**What the task asks:** The records should be written out in full, with nothing altered.

**Records for the exercise:**
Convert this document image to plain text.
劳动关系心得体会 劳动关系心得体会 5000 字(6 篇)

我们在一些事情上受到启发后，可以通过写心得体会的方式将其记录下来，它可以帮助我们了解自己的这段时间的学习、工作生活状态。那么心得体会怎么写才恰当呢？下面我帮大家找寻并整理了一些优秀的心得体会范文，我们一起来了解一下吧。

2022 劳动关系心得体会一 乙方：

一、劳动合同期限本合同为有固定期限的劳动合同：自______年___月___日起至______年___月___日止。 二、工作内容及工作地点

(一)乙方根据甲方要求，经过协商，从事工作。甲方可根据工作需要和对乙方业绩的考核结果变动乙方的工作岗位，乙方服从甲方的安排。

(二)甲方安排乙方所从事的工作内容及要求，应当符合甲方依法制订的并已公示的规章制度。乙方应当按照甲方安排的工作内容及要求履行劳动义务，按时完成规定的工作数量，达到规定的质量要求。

**Full output:**
Convert this document image to plain text.
劳动关系心得体会 劳动关系心得体会 5000 字(6 篇)

我们在一些事情上受到启发后，可以通过写心得体会的方式将其记录下来，它可以帮助我们了解自己的这段时间的学习、工作生活状态。那么心得体会怎么写才恰当呢？下面我帮大家找寻并整理了一些优秀的心得体会范文，我们一起来了解一下吧。

2022 劳动关系心得体会一 乙方：

一、劳动合同期限本合同为有固定期限的劳动合同：自______年___月___日起至______年___月___日止。 二、工作内容及工作地点

(一)乙方根据甲方要求，经过协商，从事工作。甲方可根据工作需要和对乙方业绩的考核结果变动乙方的工作岗位，乙方服从甲方的安排。

(二)甲方安排乙方所从事的工作内容及要求，应当符合甲方依法制订的并已公示的规章制度。乙方应当按照甲方安排的工作内容及要求履行劳动义务，按时完成规定的工作数量，达到规定的质量要求。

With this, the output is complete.